BEGIN Task data

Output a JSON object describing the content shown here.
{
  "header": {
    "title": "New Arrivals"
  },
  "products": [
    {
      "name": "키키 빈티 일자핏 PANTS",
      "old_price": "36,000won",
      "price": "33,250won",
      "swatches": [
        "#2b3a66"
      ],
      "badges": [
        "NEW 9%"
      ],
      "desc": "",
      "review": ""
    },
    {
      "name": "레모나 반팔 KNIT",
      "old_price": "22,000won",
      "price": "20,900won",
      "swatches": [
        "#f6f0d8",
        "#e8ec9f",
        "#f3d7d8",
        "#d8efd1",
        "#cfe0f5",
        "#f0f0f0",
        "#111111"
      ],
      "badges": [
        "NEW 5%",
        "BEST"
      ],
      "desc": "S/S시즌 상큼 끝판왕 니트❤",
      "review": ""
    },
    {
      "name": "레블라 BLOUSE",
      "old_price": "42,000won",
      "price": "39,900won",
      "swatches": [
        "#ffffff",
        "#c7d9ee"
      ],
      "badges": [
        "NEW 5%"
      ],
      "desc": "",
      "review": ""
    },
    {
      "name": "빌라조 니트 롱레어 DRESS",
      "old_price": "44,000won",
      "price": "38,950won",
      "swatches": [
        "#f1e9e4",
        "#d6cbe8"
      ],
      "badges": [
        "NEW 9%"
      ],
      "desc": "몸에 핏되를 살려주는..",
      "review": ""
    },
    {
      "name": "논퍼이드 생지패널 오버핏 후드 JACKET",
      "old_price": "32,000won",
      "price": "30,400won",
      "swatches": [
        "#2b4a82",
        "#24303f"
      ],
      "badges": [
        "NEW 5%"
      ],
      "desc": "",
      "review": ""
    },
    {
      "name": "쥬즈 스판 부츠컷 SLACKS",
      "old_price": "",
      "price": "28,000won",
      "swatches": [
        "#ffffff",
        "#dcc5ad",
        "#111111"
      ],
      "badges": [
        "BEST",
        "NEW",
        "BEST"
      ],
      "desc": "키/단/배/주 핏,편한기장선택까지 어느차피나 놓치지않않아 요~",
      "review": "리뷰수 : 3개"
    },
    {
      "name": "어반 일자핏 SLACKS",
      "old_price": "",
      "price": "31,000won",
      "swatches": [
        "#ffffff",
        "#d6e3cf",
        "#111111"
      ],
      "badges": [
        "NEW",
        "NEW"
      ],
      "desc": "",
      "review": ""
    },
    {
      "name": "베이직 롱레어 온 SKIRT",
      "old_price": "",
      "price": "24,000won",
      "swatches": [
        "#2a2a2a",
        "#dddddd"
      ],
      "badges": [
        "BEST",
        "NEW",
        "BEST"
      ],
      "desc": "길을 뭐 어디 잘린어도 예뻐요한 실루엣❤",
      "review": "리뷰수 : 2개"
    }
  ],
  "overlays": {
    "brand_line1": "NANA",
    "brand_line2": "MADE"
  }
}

END Task data

Requirements. All of the data needs to be printed once more, exactly.

Task answer.
Output a JSON object describing the content shown here.
{
  "header": {
    "title": "New Arrivals"
  },
  "products": [
    {
      "name": "키키 빈티 일자핏 PANTS",
      "old_price": "36,000won",
      "price": "33,250won",
      "swatches": [
        "#2b3a66"
      ],
      "badges": [
        "NEW 9%"
      ],
      "desc": "",
      "review": ""
    },
    {
      "name": "레모나 반팔 KNIT",
      "old_price": "22,000won",
      "price": "20,900won",
      "swatches": [
        "#f6f0d8",
        "#e8ec9f",
        "#f3d7d8",
        "#d8efd1",
        "#cfe0f5",
        "#f0f0f0",
        "#111111"
      ],
      "badges": [
        "NEW 5%",
        "BEST"
      ],
      "desc": "S/S시즌 상큼 끝판왕 니트❤",
      "review": ""
    },
    {
      "name": "레블라 BLOUSE",
      "old_price": "42,000won",
      "price": "39,900won",
      "swatches": [
        "#ffffff",
        "#c7d9ee"
      ],
      "badges": [
        "NEW 5%"
      ],
      "desc": "",
      "review": ""
    },
    {
      "name": "빌라조 니트 롱레어 DRESS",
      "old_price": "44,000won",
      "price": "38,950won",
      "swatches": [
        "#f1e9e4",
        "#d6cbe8"
      ],
      "badges": [
        "NEW 9%"
      ],
      "desc": "몸에 핏되를 살려주는..",
      "review": ""
    },
    {
      "name": "논퍼이드 생지패널 오버핏 후드 JACKET",
      "old_price": "32,000won",
      "price": "30,400won",
      "swatches": [
        "#2b4a82",
        "#24303f"
      ],
      "badges": [
        "NEW 5%"
      ],
      "desc": "",
      "review": ""
    },
    {
      "name": "쥬즈 스판 부츠컷 SLACKS",
      "old_price": "",
      "price": "28,000won",
      "swatches": [
        "#ffffff",
        "#dcc5ad",
        "#111111"
      ],
      "badges": [
        "BEST",
        "NEW",
        "BEST"
      ],
      "desc": "키/단/배/주 핏,편한기장선택까지 어느차피나 놓치지않않아 요~",
      "review": "리뷰수 : 3개"
    },
    {
      "name": "어반 일자핏 SLACKS",
      "old_price": "",
      "price": "31,000won",
      "swatches": [
        "#ffffff",
        "#d6e3cf",
        "#111111"
      ],
      "badges": [
        "NEW",
        "NEW"
      ],
      "desc": "",
      "review": ""
    },
    {
      "name": "베이직 롱레어 온 SKIRT",
      "old_price": "",
      "price": "24,000won",
      "swatches": [
        "#2a2a2a",
        "#dddddd"
      ],
      "badges": [
        "BEST",
        "NEW",
        "BEST"
      ],
      "desc": "길을 뭐 어디 잘린어도 예뻐요한 실루엣❤",
      "review": "리뷰수 : 2개"
    }
  ],
  "overlays": {
    "brand_line1": "NANA",
    "brand_line2": "MADE"
  }
}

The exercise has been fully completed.